• Stated problem A:
Please quote the records below from their first line to the line containing "chevron-up-icon[interactable]: ⌃ bbox=[1096, 994, 1108, 1011]", including both of those lines.

I’m loud, darling, but never cheap

The IRA thriller-comedy-romance is a seldom represented genre in film. It feels at times like The Crying Game is actually two separate movies in one: a sort-of comedy romance bookended by a highly charged thriller about terrorism, which makes for an odd mix. It reminded me a bit of the ending to A.I., where suddenly the film takes off in an entirely unexpected direction – not that I’m saying The Crying Game is anything like A.I. of course… although imagine if it was. The robot terrorist with a heart? You know, it might just work…

The point is that when you hit the twist, The Crying Game veers off in an entirely unexpected direction, and when the IRA plot reared its head again towards the end, it genuinely took me by surprise. I’d been so engrossed in the awkward romance story that I’d almost forgotten about that surreal 20 minutes at the beginning of the film, when Forest Whitaker does his best to convince us he’s a cockney (frankly, his best isn’t good enough).

• Excerpts from a layout annotation set:
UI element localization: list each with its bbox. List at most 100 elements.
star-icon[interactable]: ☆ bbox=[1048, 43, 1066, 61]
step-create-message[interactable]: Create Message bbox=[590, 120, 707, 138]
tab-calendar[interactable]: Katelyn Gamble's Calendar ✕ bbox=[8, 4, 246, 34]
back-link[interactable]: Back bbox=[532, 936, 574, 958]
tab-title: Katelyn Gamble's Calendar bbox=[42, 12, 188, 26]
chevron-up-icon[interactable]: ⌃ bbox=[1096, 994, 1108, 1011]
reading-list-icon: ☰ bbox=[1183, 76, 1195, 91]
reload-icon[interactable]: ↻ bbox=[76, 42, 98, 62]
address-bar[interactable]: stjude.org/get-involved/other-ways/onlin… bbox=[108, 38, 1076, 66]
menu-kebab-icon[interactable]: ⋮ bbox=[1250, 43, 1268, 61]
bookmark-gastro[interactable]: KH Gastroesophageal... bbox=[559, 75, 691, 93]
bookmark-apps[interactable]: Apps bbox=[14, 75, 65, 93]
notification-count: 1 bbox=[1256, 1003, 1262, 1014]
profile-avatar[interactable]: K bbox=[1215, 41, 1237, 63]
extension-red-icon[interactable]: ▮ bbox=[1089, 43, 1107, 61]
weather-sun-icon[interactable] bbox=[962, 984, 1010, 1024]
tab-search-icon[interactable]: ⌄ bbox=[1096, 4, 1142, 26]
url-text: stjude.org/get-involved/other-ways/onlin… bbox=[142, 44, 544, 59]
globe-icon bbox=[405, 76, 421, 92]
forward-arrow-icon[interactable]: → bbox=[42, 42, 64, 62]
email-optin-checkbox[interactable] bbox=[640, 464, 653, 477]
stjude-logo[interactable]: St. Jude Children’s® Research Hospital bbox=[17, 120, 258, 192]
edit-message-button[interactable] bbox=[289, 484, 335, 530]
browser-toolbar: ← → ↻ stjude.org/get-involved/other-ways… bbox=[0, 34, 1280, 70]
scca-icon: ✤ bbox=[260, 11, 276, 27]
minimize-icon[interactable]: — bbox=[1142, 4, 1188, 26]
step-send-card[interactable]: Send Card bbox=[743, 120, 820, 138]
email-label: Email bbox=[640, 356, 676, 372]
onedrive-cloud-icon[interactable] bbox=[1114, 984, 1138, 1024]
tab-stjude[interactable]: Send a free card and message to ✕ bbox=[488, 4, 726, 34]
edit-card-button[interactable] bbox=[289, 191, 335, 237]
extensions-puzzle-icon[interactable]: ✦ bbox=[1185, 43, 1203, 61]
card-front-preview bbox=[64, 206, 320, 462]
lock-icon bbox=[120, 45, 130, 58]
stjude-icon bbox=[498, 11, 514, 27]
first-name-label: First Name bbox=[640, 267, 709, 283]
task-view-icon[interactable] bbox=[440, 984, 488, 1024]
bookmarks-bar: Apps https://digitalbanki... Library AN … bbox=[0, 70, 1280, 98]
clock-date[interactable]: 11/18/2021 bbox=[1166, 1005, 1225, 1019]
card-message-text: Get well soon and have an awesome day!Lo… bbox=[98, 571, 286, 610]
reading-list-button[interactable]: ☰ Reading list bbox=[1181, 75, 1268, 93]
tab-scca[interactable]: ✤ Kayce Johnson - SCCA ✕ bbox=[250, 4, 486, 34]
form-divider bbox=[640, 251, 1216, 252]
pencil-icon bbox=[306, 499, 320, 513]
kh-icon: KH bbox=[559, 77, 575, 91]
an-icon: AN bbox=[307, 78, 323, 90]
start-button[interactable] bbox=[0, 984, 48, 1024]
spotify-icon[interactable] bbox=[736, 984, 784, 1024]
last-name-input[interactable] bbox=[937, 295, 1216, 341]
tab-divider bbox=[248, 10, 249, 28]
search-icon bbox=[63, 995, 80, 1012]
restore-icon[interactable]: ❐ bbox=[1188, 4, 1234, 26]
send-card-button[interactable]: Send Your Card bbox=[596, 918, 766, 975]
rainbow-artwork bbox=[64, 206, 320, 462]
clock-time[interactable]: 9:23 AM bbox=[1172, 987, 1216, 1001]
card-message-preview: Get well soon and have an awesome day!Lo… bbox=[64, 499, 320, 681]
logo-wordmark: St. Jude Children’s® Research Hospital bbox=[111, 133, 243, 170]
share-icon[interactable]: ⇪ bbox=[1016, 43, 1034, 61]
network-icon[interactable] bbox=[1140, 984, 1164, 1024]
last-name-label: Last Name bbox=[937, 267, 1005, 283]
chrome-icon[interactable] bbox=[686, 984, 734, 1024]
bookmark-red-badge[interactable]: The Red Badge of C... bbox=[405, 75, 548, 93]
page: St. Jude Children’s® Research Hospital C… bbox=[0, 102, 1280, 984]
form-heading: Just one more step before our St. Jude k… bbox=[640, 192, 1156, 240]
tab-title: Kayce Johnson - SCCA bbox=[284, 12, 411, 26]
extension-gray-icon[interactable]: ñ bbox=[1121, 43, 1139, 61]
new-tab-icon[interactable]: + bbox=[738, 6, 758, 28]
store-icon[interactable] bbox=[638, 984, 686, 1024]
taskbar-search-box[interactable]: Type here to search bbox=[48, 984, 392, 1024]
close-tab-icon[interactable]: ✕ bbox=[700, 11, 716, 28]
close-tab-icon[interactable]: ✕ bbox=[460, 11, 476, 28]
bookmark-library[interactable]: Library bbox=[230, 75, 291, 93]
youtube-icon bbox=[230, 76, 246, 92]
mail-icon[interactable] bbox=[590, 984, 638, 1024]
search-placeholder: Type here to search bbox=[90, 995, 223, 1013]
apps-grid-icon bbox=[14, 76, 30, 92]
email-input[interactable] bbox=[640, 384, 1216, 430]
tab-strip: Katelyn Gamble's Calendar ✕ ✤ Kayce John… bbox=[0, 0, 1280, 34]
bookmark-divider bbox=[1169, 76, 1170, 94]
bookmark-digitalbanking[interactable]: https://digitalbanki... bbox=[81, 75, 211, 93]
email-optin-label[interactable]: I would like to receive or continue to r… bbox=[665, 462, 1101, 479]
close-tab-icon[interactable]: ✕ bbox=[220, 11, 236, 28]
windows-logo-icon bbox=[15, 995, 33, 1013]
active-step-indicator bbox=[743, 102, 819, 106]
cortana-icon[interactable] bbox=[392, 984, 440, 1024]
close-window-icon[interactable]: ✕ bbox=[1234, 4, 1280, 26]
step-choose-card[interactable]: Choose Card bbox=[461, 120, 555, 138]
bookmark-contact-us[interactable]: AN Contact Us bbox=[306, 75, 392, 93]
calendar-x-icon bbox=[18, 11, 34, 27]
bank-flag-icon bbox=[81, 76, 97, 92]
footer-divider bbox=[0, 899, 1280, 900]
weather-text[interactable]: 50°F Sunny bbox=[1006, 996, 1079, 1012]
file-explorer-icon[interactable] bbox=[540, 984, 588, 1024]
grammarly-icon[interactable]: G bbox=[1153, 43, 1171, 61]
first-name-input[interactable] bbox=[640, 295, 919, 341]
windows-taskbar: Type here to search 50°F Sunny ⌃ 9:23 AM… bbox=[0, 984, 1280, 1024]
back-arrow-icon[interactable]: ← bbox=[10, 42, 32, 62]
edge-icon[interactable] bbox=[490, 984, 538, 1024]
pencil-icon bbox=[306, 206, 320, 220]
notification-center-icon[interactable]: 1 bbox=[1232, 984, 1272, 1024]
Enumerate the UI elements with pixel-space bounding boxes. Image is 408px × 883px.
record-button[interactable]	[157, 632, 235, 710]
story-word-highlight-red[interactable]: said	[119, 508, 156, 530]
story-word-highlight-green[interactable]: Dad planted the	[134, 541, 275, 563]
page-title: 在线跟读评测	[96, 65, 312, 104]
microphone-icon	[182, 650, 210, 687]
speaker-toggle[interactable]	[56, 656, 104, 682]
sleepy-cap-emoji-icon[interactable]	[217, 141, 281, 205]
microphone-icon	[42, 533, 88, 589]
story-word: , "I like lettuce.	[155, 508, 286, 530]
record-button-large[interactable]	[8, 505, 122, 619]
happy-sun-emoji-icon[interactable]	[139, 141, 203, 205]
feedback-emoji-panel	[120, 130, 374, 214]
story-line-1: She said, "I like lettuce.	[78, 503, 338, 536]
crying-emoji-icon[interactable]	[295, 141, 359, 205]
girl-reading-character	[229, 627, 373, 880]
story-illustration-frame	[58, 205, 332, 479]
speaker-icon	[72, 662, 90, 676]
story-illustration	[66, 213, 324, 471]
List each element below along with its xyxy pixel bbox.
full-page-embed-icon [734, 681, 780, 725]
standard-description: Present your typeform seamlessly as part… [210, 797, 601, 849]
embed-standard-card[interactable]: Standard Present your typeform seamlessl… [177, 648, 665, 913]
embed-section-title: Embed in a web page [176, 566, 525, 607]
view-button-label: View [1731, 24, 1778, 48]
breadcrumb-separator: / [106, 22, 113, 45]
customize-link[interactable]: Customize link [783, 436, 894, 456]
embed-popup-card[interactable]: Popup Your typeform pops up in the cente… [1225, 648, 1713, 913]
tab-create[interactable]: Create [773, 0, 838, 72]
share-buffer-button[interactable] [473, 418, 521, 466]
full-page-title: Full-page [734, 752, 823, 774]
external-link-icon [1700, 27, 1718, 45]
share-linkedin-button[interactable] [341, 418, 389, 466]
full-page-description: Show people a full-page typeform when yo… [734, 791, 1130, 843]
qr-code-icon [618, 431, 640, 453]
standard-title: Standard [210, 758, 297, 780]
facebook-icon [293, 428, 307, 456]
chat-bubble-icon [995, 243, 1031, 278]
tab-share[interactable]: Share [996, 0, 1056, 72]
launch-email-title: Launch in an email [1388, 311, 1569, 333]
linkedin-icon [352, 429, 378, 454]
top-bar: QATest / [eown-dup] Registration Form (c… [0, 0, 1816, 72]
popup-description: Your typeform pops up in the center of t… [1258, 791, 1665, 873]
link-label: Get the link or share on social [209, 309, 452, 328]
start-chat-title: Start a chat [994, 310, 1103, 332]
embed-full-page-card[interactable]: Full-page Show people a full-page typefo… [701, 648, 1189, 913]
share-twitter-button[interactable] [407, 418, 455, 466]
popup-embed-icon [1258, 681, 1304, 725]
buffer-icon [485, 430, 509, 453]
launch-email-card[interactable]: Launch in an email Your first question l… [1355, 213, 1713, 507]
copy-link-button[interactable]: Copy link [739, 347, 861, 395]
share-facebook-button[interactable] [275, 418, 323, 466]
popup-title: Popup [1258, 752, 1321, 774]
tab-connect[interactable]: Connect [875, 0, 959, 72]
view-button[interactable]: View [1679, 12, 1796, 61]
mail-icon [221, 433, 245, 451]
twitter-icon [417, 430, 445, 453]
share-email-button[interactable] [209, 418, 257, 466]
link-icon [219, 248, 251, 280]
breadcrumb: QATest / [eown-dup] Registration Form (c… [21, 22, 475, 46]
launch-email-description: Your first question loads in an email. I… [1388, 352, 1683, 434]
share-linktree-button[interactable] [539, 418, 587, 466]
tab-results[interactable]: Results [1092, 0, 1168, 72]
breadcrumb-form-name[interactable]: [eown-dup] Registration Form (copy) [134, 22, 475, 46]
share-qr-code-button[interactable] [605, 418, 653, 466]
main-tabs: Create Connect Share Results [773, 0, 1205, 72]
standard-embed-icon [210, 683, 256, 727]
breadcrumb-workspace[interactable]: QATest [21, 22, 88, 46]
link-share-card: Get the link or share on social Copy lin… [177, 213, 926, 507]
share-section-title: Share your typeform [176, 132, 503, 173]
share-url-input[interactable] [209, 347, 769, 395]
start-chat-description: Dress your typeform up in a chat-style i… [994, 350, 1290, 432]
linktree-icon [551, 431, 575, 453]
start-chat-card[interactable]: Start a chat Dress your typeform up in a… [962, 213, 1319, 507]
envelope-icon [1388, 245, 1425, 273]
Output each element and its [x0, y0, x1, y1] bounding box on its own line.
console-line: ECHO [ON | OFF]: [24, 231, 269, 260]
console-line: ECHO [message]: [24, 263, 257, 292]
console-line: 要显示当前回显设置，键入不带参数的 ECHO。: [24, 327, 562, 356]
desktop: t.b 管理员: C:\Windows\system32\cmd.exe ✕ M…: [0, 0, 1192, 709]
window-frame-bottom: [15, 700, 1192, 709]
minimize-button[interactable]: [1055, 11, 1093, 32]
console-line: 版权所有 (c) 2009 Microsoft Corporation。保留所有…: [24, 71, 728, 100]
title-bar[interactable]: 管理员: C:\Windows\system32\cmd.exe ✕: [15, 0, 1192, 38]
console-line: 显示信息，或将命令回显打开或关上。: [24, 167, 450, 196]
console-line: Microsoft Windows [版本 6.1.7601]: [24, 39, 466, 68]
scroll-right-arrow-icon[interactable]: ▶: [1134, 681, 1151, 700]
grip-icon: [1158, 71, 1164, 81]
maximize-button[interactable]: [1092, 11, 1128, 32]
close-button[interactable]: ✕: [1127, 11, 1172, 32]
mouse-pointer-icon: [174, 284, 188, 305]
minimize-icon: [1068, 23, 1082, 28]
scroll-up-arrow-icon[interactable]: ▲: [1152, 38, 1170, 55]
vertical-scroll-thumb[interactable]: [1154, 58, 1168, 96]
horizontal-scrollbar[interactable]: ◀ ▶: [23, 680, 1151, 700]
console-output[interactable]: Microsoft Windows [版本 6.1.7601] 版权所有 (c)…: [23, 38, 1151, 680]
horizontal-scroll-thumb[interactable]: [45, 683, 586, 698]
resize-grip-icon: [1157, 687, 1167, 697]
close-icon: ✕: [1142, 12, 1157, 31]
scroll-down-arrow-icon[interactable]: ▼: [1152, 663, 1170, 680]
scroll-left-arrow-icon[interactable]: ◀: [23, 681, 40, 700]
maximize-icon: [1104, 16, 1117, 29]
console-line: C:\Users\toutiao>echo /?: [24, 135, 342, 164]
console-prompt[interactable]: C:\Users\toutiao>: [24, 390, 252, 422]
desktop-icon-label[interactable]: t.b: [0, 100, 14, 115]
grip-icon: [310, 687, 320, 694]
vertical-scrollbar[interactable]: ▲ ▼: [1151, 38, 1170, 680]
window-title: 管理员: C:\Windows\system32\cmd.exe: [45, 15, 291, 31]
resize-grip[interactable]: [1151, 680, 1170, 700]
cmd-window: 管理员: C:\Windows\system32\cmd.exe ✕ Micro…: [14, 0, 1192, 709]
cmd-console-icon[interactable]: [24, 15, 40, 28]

• Stated problem B:
Print the part of the review of The Crying Game from "The point is" to "isn’t good enough).".

• Full solution A:
UI element localization: list each with its bbox. List at most 100 elements.
star-icon[interactable]: ☆ bbox=[1048, 43, 1066, 61]
step-create-message[interactable]: Create Message bbox=[590, 120, 707, 138]
tab-calendar[interactable]: Katelyn Gamble's Calendar ✕ bbox=[8, 4, 246, 34]
back-link[interactable]: Back bbox=[532, 936, 574, 958]
tab-title: Katelyn Gamble's Calendar bbox=[42, 12, 188, 26]
chevron-up-icon[interactable]: ⌃ bbox=[1096, 994, 1108, 1011]

• Full solution B:
The point is that when you hit the twist, The Crying Game veers off in an entirely unexpected direction, and when the IRA plot reared its head again towards the end, it genuinely took me by surprise. I’d been so engrossed in the awkward romance story that I’d almost forgotten about that surreal 20 minutes at the beginning of the film, when Forest Whitaker does his best to convince us he’s a cockney (frankly, his best isn’t good enough).